▶ Records for this exercise
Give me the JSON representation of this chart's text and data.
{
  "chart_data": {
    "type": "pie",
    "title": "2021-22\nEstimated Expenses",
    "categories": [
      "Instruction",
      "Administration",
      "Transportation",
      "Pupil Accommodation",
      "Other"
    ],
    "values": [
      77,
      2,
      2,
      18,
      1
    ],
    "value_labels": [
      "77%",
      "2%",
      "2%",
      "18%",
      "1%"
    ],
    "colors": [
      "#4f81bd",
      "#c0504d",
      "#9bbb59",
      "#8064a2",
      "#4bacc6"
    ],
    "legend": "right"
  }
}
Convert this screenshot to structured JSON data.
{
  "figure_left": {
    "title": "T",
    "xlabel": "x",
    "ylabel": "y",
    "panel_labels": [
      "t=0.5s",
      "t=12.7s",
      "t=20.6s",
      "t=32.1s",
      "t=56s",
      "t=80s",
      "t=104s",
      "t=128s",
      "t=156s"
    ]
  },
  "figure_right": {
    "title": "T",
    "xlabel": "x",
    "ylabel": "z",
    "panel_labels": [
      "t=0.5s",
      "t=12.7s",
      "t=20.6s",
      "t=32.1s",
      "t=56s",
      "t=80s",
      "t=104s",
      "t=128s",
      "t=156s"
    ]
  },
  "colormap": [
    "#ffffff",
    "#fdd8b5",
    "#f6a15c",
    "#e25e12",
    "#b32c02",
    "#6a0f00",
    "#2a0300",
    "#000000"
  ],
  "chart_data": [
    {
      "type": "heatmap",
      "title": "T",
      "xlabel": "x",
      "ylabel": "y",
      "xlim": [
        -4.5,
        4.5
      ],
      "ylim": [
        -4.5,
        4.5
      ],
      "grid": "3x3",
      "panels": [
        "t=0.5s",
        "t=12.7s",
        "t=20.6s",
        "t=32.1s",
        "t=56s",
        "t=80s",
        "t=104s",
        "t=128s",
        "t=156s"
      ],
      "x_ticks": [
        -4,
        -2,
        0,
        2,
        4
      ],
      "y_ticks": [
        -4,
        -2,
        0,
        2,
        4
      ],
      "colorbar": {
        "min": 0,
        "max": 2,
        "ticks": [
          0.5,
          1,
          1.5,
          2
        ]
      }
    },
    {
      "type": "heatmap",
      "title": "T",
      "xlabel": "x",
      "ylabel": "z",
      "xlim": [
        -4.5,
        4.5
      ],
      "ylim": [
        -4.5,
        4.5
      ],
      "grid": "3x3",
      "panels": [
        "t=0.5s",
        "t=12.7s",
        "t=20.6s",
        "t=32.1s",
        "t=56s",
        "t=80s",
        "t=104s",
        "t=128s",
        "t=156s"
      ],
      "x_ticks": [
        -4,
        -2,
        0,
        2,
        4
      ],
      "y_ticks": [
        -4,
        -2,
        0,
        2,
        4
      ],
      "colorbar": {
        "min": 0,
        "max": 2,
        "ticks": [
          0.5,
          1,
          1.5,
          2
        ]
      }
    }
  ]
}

▶ Task directions
Collect, from the material above, every line containing the word "JSON".

▶ The solution
Give me the JSON representation of this chart's text and data.
Convert this screenshot to structured JSON data.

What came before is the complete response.